> **Provided records**
::::

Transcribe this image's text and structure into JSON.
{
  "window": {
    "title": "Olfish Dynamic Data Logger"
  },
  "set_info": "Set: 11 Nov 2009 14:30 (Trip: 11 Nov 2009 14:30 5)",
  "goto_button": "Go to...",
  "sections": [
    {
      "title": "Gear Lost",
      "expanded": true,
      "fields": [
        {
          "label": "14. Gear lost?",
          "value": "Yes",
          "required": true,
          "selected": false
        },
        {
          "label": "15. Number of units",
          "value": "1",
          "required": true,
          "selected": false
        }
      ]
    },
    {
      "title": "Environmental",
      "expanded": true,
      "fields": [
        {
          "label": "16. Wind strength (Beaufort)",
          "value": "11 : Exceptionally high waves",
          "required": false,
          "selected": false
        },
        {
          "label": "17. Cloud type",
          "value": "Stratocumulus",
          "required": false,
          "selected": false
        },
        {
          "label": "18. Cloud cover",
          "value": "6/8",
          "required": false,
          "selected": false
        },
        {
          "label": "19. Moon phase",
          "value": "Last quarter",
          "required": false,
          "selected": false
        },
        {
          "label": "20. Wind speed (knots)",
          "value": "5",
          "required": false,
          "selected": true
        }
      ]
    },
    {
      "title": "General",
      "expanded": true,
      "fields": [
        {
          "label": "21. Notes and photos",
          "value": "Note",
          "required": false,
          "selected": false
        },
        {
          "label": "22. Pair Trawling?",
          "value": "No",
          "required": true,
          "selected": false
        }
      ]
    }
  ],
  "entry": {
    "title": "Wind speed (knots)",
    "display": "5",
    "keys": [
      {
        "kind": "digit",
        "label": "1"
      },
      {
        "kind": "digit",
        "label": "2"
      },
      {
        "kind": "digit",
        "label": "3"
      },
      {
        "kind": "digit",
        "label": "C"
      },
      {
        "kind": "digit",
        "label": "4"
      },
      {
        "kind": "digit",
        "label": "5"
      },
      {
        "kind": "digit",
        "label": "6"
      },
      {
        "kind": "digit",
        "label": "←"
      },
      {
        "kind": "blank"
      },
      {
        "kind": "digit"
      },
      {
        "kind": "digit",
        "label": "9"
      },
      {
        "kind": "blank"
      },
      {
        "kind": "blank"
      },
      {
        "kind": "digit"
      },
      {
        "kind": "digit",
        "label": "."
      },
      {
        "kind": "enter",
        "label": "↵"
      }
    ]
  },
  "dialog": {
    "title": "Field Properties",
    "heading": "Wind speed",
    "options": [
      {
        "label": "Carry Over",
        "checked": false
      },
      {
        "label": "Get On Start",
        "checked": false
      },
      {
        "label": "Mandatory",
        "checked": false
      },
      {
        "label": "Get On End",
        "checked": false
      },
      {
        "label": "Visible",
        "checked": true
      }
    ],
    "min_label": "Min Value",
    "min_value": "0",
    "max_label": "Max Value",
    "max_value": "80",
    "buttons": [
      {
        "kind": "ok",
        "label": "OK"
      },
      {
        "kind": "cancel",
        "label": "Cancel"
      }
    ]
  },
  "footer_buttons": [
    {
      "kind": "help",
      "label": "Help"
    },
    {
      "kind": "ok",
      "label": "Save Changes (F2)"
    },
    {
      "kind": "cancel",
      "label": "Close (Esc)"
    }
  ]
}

::::

> **Do this**
Quote each line of the data above exactly as written.

> **Reply to the exercise**
Transcribe this image's text and structure into JSON.
{
  "window": {
    "title": "Olfish Dynamic Data Logger"
  },
  "set_info": "Set: 11 Nov 2009 14:30 (Trip: 11 Nov 2009 14:30 5)",
  "goto_button": "Go to...",
  "sections": [
    {
      "title": "Gear Lost",
      "expanded": true,
      "fields": [
        {
          "label": "14. Gear lost?",
          "value": "Yes",
          "required": true,
          "selected": false
        },
        {
          "label": "15. Number of units",
          "value": "1",
          "required": true,
          "selected": false
        }
      ]
    },
    {
      "title": "Environmental",
      "expanded": true,
      "fields": [
        {
          "label": "16. Wind strength (Beaufort)",
          "value": "11 : Exceptionally high waves",
          "required": false,
          "selected": false
        },
        {
          "label": "17. Cloud type",
          "value": "Stratocumulus",
          "required": false,
          "selected": false
        },
        {
          "label": "18. Cloud cover",
          "value": "6/8",
          "required": false,
          "selected": false
        },
        {
          "label": "19. Moon phase",
          "value": "Last quarter",
          "required": false,
          "selected": false
        },
        {
          "label": "20. Wind speed (knots)",
          "value": "5",
          "required": false,
          "selected": true
        }
      ]
    },
    {
      "title": "General",
      "expanded": true,
      "fields": [
        {
          "label": "21. Notes and photos",
          "value": "Note",
          "required": false,
          "selected": false
        },
        {
          "label": "22. Pair Trawling?",
          "value": "No",
          "required": true,
          "selected": false
        }
      ]
    }
  ],
  "entry": {
    "title": "Wind speed (knots)",
    "display": "5",
    "keys": [
      {
        "kind": "digit",
        "label": "1"
      },
      {
        "kind": "digit",
        "label": "2"
      },
      {
        "kind": "digit",
        "label": "3"
      },
      {
        "kind": "digit",
        "label": "C"
      },
      {
        "kind": "digit",
        "label": "4"
      },
      {
        "kind": "digit",
        "label": "5"
      },
      {
        "kind": "digit",
        "label": "6"
      },
      {
        "kind": "digit",
        "label": "←"
      },
      {
        "kind": "blank"
      },
      {
        "kind": "digit"
      },
      {
        "kind": "digit",
        "label": "9"
      },
      {
        "kind": "blank"
      },
      {
        "kind": "blank"
      },
      {
        "kind": "digit"
      },
      {
        "kind": "digit",
        "label": "."
      },
      {
        "kind": "enter",
        "label": "↵"
      }
    ]
  },
  "dialog": {
    "title": "Field Properties",
    "heading": "Wind speed",
    "options": [
      {
        "label": "Carry Over",
        "checked": false
      },
      {
        "label": "Get On Start",
        "checked": false
      },
      {
        "label": "Mandatory",
        "checked": false
      },
      {
        "label": "Get On End",
        "checked": false
      },
      {
        "label": "Visible",
        "checked": true
      }
    ],
    "min_label": "Min Value",
    "min_value": "0",
    "max_label": "Max Value",
    "max_value": "80",
    "buttons": [
      {
        "kind": "ok",
        "label": "OK"
      },
      {
        "kind": "cancel",
        "label": "Cancel"
      }
    ]
  },
  "footer_buttons": [
    {
      "kind": "help",
      "label": "Help"
    },
    {
      "kind": "ok",
      "label": "Save Changes (F2)"
    },
    {
      "kind": "cancel",
      "label": "Close (Esc)"
    }
  ]
}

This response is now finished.